Problem description:
Repeat the listing in full, preserving every character.

Material to process:
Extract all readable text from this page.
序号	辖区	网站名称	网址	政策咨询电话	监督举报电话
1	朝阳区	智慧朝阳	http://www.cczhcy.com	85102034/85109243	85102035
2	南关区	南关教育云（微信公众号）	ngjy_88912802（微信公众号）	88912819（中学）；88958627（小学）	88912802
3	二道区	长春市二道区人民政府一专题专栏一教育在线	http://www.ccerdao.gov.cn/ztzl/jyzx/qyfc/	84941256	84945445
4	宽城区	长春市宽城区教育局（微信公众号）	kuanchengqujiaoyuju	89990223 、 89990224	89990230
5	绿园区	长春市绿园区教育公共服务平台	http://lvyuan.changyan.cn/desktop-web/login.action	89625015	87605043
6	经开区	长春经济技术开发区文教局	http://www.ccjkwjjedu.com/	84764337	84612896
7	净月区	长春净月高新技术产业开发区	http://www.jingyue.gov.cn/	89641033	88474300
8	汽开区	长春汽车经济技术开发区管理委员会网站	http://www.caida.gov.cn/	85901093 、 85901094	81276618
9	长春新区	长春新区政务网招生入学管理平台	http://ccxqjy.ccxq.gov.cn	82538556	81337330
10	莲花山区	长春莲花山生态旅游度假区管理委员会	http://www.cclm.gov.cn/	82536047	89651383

Response to the exercise:
Extract all readable text from this page.
序号	辖区	网站名称	网址	政策咨询电话	监督举报电话
1	朝阳区	智慧朝阳	http://www.cczhcy.com	85102034/85109243	85102035
2	南关区	南关教育云（微信公众号）	ngjy_88912802（微信公众号）	88912819（中学）；88958627（小学）	88912802
3	二道区	长春市二道区人民政府一专题专栏一教育在线	http://www.ccerdao.gov.cn/ztzl/jyzx/qyfc/	84941256	84945445
4	宽城区	长春市宽城区教育局（微信公众号）	kuanchengqujiaoyuju	89990223 、 89990224	89990230
5	绿园区	长春市绿园区教育公共服务平台	http://lvyuan.changyan.cn/desktop-web/login.action	89625015	87605043
6	经开区	长春经济技术开发区文教局	http://www.ccjkwjjedu.com/	84764337	84612896
7	净月区	长春净月高新技术产业开发区	http://www.jingyue.gov.cn/	89641033	88474300
8	汽开区	长春汽车经济技术开发区管理委员会网站	http://www.caida.gov.cn/	85901093 、 85901094	81276618
9	长春新区	长春新区政务网招生入学管理平台	http://ccxqjy.ccxq.gov.cn	82538556	81337330
10	莲花山区	长春莲花山生态旅游度假区管理委员会	http://www.cclm.gov.cn/	82536047	89651383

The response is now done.